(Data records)
········

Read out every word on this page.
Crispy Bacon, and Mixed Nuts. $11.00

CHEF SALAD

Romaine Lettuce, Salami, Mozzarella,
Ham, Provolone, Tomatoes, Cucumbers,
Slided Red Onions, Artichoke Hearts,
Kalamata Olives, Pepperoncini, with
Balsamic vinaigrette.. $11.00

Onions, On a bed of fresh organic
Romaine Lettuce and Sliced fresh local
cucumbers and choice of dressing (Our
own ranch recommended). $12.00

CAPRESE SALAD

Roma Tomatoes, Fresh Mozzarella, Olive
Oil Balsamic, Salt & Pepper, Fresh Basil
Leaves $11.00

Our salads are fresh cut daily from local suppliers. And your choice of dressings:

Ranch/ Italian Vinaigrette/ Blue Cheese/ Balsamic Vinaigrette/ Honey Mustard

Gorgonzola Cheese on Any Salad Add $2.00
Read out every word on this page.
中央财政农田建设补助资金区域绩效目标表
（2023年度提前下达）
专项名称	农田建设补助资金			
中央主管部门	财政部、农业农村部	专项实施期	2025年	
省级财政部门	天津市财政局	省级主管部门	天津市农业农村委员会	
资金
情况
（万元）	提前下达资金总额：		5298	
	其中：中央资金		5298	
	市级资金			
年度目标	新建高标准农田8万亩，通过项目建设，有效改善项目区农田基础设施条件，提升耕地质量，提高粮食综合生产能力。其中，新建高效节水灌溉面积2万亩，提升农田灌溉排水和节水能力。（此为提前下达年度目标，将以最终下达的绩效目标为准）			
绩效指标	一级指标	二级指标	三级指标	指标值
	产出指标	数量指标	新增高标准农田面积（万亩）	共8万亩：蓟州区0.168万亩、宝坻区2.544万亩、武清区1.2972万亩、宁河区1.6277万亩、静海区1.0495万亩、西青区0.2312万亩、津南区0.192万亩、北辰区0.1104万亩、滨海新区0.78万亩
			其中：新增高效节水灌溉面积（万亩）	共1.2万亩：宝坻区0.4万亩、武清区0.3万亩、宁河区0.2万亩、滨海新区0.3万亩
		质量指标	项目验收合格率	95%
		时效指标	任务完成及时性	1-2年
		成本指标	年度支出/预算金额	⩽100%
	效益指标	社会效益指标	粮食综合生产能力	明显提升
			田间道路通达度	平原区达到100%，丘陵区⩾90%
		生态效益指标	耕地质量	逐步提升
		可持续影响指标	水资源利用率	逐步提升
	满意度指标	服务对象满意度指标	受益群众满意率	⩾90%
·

········

Report only the number of lines that hold the string "Balsamic" in this listing.

3